• **Your goal**: List all lines in the material below that contain "used".

--- Begin Records shown ---

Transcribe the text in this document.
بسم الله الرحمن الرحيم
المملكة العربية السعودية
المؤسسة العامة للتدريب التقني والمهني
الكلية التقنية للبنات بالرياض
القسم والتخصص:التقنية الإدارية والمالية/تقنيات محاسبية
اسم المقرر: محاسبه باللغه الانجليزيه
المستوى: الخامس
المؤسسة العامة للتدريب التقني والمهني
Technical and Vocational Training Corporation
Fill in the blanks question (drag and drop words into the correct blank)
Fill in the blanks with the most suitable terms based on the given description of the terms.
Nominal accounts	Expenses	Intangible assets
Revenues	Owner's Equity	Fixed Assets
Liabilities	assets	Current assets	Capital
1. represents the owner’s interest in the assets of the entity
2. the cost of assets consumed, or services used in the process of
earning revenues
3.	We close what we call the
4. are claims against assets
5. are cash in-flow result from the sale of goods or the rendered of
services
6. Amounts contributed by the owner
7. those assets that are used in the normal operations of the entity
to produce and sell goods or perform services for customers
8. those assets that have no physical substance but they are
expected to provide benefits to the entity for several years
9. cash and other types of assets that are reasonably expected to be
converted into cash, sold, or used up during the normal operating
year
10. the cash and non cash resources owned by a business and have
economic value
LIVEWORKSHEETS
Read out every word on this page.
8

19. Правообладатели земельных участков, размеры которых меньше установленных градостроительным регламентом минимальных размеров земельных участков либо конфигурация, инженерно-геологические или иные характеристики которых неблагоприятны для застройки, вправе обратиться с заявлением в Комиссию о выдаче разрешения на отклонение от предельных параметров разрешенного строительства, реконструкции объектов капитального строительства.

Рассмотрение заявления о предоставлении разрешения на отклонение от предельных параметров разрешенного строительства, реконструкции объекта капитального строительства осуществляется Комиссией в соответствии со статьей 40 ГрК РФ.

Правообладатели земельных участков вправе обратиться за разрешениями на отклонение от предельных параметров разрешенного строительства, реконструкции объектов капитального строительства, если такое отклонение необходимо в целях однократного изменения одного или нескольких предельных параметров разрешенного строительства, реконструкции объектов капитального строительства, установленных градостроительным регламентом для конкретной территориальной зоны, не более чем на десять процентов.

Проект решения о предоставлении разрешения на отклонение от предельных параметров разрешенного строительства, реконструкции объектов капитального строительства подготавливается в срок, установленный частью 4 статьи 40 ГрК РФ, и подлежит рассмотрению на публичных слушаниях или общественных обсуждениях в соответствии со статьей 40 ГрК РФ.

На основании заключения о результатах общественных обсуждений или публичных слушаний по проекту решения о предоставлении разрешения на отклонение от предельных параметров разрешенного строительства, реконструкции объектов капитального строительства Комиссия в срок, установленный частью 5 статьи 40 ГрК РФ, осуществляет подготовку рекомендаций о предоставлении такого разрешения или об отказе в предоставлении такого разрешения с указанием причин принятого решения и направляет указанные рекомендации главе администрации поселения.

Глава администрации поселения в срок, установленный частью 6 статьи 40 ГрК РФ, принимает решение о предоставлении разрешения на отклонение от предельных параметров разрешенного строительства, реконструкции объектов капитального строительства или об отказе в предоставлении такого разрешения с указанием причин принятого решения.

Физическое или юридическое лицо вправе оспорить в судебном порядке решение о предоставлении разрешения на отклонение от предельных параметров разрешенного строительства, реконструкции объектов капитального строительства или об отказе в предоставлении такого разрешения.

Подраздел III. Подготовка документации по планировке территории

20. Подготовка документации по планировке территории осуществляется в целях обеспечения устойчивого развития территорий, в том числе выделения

--- End Records shown ---

• **Exercise response**:
2. the cost of assets consumed, or services used in the process of
7. those assets that are used in the normal operations of the entity
converted into cash, sold, or used up during the normal operating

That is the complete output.